---------- ТЕКСТ СТРАНИЦЫ ----------
Читать книгу Делаю, что хочу: Как понять, что ты любишь, и работать в удовольствие - Маркус Бакингем - Страница 6

Часть первая
Сигналы любви

Оглавление

Куда делась любовь?

Нашествие потерянных людей

Донни Фицпатрик – тренер по баскетболу и консультант по профориентации в средней школе на севере Ванкувера. С каждым из старшеклассников он проводит часовую беседу и за это время задает им с десяток открытых вопросов. Не из разряда «Куда будешь поступать?» – скорее в духе: «Кто ты? Как ты принимаешь решения? Помнишь ли ты, когда в последний раз день пролетел незаметно?» Донни провел больше 4000 подобных интервью с учениками 8–12 классов. К работе он приступает в 7:30 и беседует со школьниками вплоть до окончания учебного дня.

Для себя он сделал три важных открытия.

Даже если поначалу ученики не особо горят желанием тратить на эти беседы столько времени, постепенно они начинают получать удовольствие от процесса. Часто они находят миллион причин пропустить занятия, даже те, которые им нравятся, но на встречи с Донни приходят неизменно.

Очень часто, отвечая на вопросы Донни, школьники дают волю эмоциям. По его словам, это связано с тем, что они чувствуют себя в безопасности: здесь они раскрываются по-настоящему, не боясь осуждения, и это вызывает всплеск эмоций. Чаще всего, по словам Донни, это происходит с учениками, которые могут похвастаться самыми высокими оценками и собираются поступать в престижные вузы. Они сделали все, чего от них требует система образования, но стресс заглушил их внутренний голос.

– Несмотря на сотни заботливых наставников, действующих из лучших побуждений, что-то в наших поступках, – говорит Донни, – заставляет старшеклассников сбиваться с пути и гасит желание искать себя дальше.

В моем случае это произошло значительно позже. Когда мне было 29, у меня начались панические атаки. В то время я работал в Институте Гэллапа и как раз переехал в Орландо, чтобы наладить его связи с Walt Disney World. Первая паническая атака настигла меня на деловом ужине с руководством Disney. Замечательные люди! Но, сидя там, в шикарном стейк-хаусе отеля Contemporary Resort, я вдруг почувствовал, как в глазах мутнеет. Стало сложно фокусировать взгляд. Я зациклился на том, как бьется мое сердце. Грудь сдавило – меня и самого будто сдавливало со всех сторон. Даже время теперь ощущалось иначе: мгновения больше не перетекали одно в другое – вместо этого они замирали и будто отрывались друг от друга. Мне стало нечем дышать. Я будто оказался в ловушке, но меня было не от чего спасать – разве что от ухмылок гостей за столом. Я почувствовал невыносимое желание исчезнуть: с силой отодвинуть стол и убежать. Неважно куда, главное – подальше отсюда, от места, где я задыхаюсь. Я никогда не испытывал такого раньше.
---------- ПЕРЕЧЕНЬ ЗАПИСЕЙ ----------
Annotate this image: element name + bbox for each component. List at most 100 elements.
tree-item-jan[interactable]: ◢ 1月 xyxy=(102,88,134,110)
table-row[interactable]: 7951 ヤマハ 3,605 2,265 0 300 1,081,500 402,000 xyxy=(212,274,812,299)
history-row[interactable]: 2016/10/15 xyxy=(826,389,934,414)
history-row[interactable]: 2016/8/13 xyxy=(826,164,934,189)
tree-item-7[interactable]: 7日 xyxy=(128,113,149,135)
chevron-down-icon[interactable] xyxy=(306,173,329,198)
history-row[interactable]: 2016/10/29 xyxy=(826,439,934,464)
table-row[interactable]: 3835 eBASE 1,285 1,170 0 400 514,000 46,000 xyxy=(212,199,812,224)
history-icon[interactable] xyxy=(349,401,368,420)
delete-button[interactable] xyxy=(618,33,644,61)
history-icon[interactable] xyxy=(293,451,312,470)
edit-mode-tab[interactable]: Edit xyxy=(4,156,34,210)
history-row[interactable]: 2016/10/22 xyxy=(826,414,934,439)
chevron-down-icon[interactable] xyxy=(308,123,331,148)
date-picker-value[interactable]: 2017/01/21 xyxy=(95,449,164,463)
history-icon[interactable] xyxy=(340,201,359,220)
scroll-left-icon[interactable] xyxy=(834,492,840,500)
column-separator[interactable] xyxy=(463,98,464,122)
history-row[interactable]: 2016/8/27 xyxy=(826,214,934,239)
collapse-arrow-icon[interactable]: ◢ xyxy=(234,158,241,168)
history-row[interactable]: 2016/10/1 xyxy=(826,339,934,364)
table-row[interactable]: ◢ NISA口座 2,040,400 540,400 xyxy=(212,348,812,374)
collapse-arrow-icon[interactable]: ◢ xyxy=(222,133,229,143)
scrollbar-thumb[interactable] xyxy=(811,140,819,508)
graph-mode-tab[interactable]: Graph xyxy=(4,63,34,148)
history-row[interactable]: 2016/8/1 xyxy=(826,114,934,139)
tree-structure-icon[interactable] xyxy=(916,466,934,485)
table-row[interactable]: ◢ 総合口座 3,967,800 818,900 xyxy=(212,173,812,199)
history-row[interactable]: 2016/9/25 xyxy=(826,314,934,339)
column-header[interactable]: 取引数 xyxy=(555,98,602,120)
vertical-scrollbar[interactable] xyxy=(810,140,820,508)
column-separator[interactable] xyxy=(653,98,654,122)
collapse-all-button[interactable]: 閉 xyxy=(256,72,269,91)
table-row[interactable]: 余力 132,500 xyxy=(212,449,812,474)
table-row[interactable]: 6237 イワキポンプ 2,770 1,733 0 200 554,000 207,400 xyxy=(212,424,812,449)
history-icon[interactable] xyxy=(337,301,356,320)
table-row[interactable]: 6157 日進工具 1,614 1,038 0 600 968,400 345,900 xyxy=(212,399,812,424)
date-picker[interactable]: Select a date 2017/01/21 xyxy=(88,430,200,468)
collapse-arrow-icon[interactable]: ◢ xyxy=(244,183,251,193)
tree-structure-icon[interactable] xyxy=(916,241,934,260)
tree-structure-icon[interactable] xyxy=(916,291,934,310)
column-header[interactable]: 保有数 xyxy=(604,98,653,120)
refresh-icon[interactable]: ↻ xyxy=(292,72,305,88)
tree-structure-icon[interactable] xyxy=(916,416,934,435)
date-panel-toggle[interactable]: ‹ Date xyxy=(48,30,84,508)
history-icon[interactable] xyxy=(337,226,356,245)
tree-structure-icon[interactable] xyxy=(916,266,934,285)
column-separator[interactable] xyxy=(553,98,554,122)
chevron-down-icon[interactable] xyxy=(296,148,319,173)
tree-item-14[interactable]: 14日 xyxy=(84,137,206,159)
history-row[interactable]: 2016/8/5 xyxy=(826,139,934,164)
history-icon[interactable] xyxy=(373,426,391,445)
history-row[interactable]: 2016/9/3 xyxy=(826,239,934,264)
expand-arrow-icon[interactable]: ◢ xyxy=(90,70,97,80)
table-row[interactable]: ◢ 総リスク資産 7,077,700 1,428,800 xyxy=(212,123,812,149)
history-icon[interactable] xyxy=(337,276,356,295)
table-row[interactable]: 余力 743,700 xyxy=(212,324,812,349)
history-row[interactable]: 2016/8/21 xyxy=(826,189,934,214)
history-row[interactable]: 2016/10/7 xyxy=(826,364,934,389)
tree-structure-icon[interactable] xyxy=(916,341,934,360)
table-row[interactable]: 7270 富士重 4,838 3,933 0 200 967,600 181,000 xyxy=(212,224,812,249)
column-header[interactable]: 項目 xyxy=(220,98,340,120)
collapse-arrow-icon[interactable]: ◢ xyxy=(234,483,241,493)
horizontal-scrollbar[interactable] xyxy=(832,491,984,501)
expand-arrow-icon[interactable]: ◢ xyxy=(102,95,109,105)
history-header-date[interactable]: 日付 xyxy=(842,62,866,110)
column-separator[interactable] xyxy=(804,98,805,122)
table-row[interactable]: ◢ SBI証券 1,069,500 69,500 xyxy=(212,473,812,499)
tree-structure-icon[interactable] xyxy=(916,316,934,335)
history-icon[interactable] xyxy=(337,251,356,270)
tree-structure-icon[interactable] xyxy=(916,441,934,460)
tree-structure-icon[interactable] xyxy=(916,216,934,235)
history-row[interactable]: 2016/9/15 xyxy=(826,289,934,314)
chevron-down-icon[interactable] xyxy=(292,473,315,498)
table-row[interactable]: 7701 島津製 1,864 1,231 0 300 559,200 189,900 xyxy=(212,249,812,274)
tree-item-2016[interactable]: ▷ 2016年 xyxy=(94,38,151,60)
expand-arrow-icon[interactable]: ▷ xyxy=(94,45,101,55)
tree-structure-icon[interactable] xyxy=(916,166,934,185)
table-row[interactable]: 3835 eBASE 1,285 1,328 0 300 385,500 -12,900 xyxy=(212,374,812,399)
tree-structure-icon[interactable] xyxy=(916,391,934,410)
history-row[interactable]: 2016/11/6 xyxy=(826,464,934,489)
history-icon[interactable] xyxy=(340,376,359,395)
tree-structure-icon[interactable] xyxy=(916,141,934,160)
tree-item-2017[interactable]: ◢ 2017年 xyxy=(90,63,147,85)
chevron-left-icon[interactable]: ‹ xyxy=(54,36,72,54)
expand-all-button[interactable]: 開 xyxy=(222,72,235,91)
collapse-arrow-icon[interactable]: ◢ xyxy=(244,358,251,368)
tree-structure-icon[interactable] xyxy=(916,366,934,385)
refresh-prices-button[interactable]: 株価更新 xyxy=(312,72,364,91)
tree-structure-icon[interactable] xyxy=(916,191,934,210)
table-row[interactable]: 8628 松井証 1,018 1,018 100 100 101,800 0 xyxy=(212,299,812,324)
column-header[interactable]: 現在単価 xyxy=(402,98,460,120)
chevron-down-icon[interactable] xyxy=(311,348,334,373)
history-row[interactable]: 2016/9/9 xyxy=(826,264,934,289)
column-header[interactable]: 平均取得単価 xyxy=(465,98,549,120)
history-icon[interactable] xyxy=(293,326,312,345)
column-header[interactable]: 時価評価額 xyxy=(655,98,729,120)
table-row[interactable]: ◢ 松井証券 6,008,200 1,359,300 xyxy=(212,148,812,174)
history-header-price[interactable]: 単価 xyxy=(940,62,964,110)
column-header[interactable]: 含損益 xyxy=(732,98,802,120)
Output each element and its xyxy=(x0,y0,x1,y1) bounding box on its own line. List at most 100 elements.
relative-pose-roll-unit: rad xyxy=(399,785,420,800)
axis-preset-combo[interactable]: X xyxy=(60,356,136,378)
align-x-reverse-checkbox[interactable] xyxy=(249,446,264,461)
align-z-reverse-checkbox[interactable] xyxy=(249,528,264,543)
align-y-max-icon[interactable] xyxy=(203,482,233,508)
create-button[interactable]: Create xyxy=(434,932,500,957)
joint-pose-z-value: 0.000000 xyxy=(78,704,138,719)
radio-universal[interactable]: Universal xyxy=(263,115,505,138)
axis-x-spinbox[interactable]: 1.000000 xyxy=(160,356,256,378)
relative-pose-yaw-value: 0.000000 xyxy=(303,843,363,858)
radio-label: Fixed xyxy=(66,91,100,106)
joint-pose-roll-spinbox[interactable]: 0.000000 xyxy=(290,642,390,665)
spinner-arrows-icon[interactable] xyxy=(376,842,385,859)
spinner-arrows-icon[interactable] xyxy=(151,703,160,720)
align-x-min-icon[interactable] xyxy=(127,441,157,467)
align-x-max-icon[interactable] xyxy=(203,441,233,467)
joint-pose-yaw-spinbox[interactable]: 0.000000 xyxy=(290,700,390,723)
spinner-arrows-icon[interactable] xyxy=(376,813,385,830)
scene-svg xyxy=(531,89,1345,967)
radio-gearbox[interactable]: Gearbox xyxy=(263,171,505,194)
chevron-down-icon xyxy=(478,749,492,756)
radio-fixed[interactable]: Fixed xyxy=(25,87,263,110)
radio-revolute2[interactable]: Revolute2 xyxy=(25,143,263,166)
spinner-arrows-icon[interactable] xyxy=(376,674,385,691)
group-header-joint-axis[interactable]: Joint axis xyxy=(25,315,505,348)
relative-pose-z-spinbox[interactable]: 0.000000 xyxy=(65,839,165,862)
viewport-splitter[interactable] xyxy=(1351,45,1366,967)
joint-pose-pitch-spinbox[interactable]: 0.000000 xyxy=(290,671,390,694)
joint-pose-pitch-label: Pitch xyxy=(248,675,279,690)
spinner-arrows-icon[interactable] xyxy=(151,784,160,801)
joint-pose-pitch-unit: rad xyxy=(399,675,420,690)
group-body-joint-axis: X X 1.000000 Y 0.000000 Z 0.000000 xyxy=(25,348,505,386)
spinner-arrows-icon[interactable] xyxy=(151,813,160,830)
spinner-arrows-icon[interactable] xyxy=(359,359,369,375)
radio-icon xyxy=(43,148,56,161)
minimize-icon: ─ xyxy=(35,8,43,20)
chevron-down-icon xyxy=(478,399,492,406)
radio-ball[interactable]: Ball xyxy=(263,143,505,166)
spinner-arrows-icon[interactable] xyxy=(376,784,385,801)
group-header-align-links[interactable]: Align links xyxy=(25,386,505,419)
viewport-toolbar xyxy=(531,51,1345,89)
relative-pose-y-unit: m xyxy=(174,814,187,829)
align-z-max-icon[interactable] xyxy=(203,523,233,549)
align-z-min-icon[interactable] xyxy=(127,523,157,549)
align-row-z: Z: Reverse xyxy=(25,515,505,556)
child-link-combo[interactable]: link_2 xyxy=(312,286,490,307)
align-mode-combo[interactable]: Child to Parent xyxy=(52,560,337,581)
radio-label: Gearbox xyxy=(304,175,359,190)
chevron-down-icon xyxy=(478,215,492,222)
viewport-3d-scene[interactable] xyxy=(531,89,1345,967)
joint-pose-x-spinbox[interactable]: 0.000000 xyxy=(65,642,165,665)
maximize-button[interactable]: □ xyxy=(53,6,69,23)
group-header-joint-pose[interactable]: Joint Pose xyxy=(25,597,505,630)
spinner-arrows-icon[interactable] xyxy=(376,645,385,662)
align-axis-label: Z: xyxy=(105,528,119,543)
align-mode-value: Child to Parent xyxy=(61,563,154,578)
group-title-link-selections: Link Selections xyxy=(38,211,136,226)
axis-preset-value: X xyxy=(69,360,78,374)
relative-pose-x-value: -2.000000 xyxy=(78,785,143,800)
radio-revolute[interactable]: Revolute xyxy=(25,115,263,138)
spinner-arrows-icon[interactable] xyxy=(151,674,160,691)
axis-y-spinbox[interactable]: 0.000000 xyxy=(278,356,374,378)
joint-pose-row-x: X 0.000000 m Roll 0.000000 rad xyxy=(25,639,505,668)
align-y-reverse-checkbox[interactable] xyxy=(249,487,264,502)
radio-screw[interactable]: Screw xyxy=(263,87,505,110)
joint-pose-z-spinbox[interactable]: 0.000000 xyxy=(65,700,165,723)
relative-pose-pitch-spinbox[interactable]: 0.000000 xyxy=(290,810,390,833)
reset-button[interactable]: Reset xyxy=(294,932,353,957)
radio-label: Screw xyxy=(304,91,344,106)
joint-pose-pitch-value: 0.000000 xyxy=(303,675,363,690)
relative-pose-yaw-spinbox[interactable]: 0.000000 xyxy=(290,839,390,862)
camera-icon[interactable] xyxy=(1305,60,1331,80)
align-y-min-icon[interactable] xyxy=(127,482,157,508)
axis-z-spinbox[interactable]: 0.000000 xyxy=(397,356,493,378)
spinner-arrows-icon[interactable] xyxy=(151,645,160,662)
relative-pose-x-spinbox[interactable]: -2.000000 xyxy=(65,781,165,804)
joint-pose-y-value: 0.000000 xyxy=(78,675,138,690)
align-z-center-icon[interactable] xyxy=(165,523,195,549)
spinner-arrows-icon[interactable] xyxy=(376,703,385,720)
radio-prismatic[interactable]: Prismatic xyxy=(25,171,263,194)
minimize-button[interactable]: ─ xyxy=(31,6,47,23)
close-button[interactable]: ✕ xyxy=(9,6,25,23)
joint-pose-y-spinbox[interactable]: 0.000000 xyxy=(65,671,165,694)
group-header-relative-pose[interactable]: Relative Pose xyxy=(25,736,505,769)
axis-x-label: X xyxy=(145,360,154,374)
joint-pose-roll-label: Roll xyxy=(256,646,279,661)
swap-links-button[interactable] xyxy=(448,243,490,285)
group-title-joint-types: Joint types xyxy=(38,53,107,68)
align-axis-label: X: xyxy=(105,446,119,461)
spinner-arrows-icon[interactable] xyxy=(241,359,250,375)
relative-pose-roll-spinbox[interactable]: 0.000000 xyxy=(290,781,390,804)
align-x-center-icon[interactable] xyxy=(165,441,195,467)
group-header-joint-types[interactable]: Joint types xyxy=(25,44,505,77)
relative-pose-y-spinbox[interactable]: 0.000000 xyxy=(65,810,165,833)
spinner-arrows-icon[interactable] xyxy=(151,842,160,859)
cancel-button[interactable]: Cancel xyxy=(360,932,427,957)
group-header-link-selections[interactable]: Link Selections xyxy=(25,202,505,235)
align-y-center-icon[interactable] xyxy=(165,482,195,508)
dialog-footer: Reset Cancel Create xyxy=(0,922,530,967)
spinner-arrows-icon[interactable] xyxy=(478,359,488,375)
----------
# ЗАДАНИЯ
A. Извлеките из текста страницы дословный фрагмент от слов «Куда делась любовь?» до слов «с Донни приходят неизменно.» включительно.
B. Ответьте на вопросы по тексту страницы.
(i) Сколько интервью с учениками провел Донни Фицпатрик?
(ii) Во сколько Донни приступает к работе?
(iii) В каком возрасте у рассказчика начались панические атаки?
C. Определите, согласуется ли каждое утверждение с текстом страницы, и подтвердите ответ точной цитатой из него.
(i) Донни Фицпатрик работает в средней школе на севере Ванкувера.
(ii) Чаще всего эмоции прорываются у учеников с самыми низкими оценками.
(iii) Первая паническая атака случилась с рассказчиком на деловом ужине с руководством Disney.
Опирайтесь исключительно на текст страницы.

# ОТВЕТЫ
A.
Куда делась любовь?

Нашествие потерянных людей

Донни Фицпатрик – тренер по баскетболу и консультант по профориентации в средней школе на севере Ванкувера. С каждым из старшеклассников он проводит часовую беседу и за это время задает им с десяток открытых вопросов. Не из разряда «Куда будешь поступать?» – скорее в духе: «Кто ты? Как ты принимаешь решения? Помнишь ли ты, когда в последний раз день пролетел незаметно?» Донни провел больше 4000 подобных интервью с учениками 8–12 классов. К работе он приступает в 7:30 и беседует со школьниками вплоть до окончания учебного дня.

Для себя он сделал три важных открытия.

Даже если поначалу ученики не особо горят желанием тратить на эти беседы столько времени, постепенно они начинают получать удовольствие от процесса. Часто они находят миллион причин пропустить занятия, даже те, которые им нравятся, но на встречи с Донни приходят неизменно.

B.
(i) Больше 4000.
(ii) В 7:30.
(iii) В 29 лет.

C.
(i) Да: «тренер по баскетболу и консультант по профориентации в средней школе на севере Ванкувера».
(ii) Нет: «Чаще всего, по словам Донни, это происходит с учениками, которые могут похвастаться самыми высокими оценками».
(iii) Да: «Первая паническая атака настигла меня на деловом ужине с руководством Disney».